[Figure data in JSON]
= = = = =

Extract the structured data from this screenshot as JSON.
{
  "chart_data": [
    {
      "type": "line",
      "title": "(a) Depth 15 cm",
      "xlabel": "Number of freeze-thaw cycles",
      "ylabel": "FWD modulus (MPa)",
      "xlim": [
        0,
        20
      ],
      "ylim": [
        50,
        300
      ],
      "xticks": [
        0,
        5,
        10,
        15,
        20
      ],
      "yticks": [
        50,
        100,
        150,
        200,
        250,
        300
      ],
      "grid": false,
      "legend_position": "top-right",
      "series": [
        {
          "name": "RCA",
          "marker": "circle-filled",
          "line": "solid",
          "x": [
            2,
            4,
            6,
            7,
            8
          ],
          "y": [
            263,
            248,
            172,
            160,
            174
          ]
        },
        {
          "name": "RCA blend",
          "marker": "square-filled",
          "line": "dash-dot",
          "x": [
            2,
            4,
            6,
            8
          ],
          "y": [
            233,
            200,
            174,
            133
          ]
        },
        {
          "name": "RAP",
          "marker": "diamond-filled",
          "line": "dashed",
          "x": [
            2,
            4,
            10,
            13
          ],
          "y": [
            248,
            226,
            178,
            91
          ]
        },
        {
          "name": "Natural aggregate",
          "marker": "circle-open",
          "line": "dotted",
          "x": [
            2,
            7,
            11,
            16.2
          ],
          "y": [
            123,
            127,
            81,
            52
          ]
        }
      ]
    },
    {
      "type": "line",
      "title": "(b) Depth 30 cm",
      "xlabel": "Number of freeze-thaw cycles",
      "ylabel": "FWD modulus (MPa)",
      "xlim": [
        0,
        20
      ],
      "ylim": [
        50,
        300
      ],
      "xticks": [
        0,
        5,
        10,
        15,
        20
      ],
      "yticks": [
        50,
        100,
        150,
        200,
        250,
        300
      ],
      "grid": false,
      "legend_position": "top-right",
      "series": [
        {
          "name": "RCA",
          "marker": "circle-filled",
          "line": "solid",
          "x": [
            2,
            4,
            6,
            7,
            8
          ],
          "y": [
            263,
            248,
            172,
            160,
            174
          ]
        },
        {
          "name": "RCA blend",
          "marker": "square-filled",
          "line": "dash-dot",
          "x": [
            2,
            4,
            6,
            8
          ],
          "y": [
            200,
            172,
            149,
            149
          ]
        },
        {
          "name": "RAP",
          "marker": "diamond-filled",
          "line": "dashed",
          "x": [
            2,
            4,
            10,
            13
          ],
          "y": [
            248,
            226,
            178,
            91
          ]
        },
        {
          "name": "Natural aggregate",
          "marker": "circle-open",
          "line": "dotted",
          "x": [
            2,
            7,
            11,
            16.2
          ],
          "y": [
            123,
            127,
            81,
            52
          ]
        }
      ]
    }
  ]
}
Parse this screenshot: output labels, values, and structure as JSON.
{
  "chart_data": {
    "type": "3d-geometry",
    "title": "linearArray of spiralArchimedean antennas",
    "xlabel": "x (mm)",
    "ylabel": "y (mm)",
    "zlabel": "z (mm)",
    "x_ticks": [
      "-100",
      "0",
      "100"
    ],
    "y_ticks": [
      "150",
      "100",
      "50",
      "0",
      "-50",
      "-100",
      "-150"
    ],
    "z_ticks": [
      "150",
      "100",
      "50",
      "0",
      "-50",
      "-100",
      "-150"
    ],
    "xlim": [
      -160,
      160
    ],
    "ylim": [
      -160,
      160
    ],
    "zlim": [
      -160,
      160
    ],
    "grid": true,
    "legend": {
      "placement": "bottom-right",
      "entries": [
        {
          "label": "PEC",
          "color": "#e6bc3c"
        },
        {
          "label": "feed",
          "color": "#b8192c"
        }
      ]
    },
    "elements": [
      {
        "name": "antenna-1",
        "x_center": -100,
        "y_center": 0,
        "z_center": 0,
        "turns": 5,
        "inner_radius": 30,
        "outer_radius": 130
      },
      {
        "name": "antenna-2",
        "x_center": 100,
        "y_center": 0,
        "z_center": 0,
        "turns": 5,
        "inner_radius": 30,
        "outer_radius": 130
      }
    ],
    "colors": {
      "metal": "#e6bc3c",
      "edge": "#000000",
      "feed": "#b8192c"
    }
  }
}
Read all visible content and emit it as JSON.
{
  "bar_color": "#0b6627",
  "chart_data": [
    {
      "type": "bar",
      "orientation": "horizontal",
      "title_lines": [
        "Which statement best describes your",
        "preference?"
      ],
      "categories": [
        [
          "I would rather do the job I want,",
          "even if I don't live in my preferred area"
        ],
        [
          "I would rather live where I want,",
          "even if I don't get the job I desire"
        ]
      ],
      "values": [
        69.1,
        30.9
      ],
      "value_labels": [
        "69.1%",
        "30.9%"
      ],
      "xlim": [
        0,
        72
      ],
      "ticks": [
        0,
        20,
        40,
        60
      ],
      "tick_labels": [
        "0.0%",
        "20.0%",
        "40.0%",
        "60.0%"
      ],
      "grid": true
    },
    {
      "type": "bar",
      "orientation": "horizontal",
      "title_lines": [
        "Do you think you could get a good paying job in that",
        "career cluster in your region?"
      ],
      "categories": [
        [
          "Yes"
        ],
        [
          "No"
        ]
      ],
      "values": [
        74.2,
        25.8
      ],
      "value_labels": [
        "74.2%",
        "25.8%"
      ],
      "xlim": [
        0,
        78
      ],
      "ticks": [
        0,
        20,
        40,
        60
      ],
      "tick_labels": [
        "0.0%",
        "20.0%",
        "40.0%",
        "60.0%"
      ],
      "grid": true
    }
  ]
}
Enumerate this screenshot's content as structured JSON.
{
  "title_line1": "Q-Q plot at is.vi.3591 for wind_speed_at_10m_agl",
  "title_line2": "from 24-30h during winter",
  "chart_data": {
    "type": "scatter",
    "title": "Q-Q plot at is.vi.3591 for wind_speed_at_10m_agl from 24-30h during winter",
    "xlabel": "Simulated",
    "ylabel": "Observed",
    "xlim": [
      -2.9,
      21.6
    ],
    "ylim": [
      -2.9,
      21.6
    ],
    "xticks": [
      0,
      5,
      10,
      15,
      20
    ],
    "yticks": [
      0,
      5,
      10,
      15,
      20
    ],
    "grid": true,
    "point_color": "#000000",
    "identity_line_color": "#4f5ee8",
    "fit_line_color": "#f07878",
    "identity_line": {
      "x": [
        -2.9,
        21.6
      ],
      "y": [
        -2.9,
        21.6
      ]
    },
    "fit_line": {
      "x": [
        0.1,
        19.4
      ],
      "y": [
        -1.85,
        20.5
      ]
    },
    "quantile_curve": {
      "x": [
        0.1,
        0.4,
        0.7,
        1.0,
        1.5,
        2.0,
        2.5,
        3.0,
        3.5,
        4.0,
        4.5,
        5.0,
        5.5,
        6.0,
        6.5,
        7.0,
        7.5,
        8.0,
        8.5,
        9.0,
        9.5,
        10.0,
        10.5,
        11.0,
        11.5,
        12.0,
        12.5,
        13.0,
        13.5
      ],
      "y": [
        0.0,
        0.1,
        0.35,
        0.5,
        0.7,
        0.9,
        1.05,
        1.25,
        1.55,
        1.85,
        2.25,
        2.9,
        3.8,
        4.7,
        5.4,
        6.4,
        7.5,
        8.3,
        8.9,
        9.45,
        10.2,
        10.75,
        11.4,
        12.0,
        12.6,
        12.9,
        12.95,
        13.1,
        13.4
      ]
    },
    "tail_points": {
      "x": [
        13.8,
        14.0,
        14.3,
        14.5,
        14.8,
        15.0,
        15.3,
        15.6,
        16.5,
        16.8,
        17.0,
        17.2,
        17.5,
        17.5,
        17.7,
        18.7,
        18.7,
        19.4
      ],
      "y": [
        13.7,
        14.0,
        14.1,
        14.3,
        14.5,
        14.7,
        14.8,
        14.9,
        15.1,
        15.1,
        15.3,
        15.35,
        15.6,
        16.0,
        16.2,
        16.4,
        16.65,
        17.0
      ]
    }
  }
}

= = = = =

Directive
Select and copy every line from the records that includes the word "screenshot".

Complete output
Extract the structured data from this screenshot as JSON.
Parse this screenshot: output labels, values, and structure as JSON.
Enumerate this screenshot's content as structured JSON.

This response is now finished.